(OBJECTIVE):
In full and without alteration, repeat the material.

(INFORMATION SHOWN):
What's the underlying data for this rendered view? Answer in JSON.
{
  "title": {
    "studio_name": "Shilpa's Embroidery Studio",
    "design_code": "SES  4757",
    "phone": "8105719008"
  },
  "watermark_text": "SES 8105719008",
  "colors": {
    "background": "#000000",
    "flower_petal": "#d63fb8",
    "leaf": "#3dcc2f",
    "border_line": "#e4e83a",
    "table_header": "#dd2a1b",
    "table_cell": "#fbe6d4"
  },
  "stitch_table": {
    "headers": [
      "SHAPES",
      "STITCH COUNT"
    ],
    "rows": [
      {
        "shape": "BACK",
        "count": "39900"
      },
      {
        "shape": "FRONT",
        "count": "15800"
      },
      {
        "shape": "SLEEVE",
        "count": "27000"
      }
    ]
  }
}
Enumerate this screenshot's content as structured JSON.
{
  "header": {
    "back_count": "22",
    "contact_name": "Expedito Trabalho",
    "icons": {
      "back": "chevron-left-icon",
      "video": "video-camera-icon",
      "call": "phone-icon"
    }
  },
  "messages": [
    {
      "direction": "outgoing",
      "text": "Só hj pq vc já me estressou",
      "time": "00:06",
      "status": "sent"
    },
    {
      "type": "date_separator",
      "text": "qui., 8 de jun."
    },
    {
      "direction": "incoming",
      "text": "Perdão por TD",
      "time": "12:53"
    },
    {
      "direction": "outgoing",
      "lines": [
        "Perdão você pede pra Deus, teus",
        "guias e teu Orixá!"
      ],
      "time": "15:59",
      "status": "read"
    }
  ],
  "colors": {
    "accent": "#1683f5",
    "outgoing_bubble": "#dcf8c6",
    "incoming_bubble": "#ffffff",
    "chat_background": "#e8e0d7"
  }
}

(IN RESPONSE):
What's the underlying data for this rendered view? Answer in JSON.
{
  "title": {
    "studio_name": "Shilpa's Embroidery Studio",
    "design_code": "SES  4757",
    "phone": "8105719008"
  },
  "watermark_text": "SES 8105719008",
  "colors": {
    "background": "#000000",
    "flower_petal": "#d63fb8",
    "leaf": "#3dcc2f",
    "border_line": "#e4e83a",
    "table_header": "#dd2a1b",
    "table_cell": "#fbe6d4"
  },
  "stitch_table": {
    "headers": [
      "SHAPES",
      "STITCH COUNT"
    ],
    "rows": [
      {
        "shape": "BACK",
        "count": "39900"
      },
      {
        "shape": "FRONT",
        "count": "15800"
      },
      {
        "shape": "SLEEVE",
        "count": "27000"
      }
    ]
  }
}
Enumerate this screenshot's content as structured JSON.
{
  "header": {
    "back_count": "22",
    "contact_name": "Expedito Trabalho",
    "icons": {
      "back": "chevron-left-icon",
      "video": "video-camera-icon",
      "call": "phone-icon"
    }
  },
  "messages": [
    {
      "direction": "outgoing",
      "text": "Só hj pq vc já me estressou",
      "time": "00:06",
      "status": "sent"
    },
    {
      "type": "date_separator",
      "text": "qui., 8 de jun."
    },
    {
      "direction": "incoming",
      "text": "Perdão por TD",
      "time": "12:53"
    },
    {
      "direction": "outgoing",
      "lines": [
        "Perdão você pede pra Deus, teus",
        "guias e teu Orixá!"
      ],
      "time": "15:59",
      "status": "read"
    }
  ],
  "colors": {
    "accent": "#1683f5",
    "outgoing_bubble": "#dcf8c6",
    "incoming_bubble": "#ffffff",
    "chat_background": "#e8e0d7"
  }
}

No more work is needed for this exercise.